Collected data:
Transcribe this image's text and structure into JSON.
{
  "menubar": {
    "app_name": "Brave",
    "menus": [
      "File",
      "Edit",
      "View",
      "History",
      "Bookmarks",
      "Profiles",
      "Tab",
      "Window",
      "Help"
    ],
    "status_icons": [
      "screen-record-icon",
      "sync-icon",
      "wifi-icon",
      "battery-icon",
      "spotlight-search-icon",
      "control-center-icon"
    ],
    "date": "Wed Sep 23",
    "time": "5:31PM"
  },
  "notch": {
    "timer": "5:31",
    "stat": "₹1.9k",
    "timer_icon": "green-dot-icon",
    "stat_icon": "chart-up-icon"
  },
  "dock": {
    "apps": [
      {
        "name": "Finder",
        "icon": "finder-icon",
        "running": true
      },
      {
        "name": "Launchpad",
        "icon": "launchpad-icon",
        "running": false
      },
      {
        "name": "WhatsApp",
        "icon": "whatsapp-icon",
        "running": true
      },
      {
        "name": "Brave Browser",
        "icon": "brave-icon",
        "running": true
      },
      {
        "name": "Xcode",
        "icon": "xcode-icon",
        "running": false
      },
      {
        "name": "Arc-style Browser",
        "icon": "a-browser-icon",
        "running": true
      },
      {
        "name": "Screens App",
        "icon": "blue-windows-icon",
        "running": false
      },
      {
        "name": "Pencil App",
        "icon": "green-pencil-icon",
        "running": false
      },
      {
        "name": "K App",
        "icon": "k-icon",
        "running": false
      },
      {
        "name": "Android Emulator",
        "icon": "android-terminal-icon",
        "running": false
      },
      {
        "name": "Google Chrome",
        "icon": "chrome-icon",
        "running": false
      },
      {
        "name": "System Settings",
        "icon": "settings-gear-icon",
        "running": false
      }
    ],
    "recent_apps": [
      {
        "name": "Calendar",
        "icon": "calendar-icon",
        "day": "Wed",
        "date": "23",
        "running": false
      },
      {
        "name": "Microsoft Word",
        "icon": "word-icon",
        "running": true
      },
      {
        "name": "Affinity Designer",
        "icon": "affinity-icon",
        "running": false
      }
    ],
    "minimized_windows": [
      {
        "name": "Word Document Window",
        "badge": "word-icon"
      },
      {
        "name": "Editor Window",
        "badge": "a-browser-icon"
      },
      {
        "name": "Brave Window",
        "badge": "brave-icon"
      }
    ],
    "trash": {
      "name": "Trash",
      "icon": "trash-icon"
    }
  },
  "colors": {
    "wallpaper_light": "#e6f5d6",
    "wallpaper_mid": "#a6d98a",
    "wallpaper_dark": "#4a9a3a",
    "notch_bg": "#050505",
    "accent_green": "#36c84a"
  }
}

What the task requires: Write out the whole listing again, exactly as it stands.

Result of this exercise:
Transcribe this image's text and structure into JSON.
{
  "menubar": {
    "app_name": "Brave",
    "menus": [
      "File",
      "Edit",
      "View",
      "History",
      "Bookmarks",
      "Profiles",
      "Tab",
      "Window",
      "Help"
    ],
    "status_icons": [
      "screen-record-icon",
      "sync-icon",
      "wifi-icon",
      "battery-icon",
      "spotlight-search-icon",
      "control-center-icon"
    ],
    "date": "Wed Sep 23",
    "time": "5:31PM"
  },
  "notch": {
    "timer": "5:31",
    "stat": "₹1.9k",
    "timer_icon": "green-dot-icon",
    "stat_icon": "chart-up-icon"
  },
  "dock": {
    "apps": [
      {
        "name": "Finder",
        "icon": "finder-icon",
        "running": true
      },
      {
        "name": "Launchpad",
        "icon": "launchpad-icon",
        "running": false
      },
      {
        "name": "WhatsApp",
        "icon": "whatsapp-icon",
        "running": true
      },
      {
        "name": "Brave Browser",
        "icon": "brave-icon",
        "running": true
      },
      {
        "name": "Xcode",
        "icon": "xcode-icon",
        "running": false
      },
      {
        "name": "Arc-style Browser",
        "icon": "a-browser-icon",
        "running": true
      },
      {
        "name": "Screens App",
        "icon": "blue-windows-icon",
        "running": false
      },
      {
        "name": "Pencil App",
        "icon": "green-pencil-icon",
        "running": false
      },
      {
        "name": "K App",
        "icon": "k-icon",
        "running": false
      },
      {
        "name": "Android Emulator",
        "icon": "android-terminal-icon",
        "running": false
      },
      {
        "name": "Google Chrome",
        "icon": "chrome-icon",
        "running": false
      },
      {
        "name": "System Settings",
        "icon": "settings-gear-icon",
        "running": false
      }
    ],
    "recent_apps": [
      {
        "name": "Calendar",
        "icon": "calendar-icon",
        "day": "Wed",
        "date": "23",
        "running": false
      },
      {
        "name": "Microsoft Word",
        "icon": "word-icon",
        "running": true
      },
      {
        "name": "Affinity Designer",
        "icon": "affinity-icon",
        "running": false
      }
    ],
    "minimized_windows": [
      {
        "name": "Word Document Window",
        "badge": "word-icon"
      },
      {
        "name": "Editor Window",
        "badge": "a-browser-icon"
      },
      {
        "name": "Brave Window",
        "badge": "brave-icon"
      }
    ],
    "trash": {
      "name": "Trash",
      "icon": "trash-icon"
    }
  },
  "colors": {
    "wallpaper_light": "#e6f5d6",
    "wallpaper_mid": "#a6d98a",
    "wallpaper_dark": "#4a9a3a",
    "notch_bg": "#050505",
    "accent_green": "#36c84a"
  }
}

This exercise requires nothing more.